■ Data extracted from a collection
··········

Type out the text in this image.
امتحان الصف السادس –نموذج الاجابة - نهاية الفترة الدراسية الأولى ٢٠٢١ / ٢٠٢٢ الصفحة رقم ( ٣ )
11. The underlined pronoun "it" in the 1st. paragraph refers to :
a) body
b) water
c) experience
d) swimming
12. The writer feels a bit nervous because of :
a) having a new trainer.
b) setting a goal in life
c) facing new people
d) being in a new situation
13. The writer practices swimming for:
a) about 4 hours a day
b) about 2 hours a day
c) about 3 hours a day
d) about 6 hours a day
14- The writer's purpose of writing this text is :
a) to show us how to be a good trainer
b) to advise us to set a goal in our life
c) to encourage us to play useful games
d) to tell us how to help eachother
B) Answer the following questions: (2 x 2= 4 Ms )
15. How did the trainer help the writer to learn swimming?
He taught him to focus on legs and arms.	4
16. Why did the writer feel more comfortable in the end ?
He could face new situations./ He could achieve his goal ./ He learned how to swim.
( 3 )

··········

List every line in the records above that contains the word "help".

d) to tell us how to help eachother
15. How did the trainer help the writer to learn swimming?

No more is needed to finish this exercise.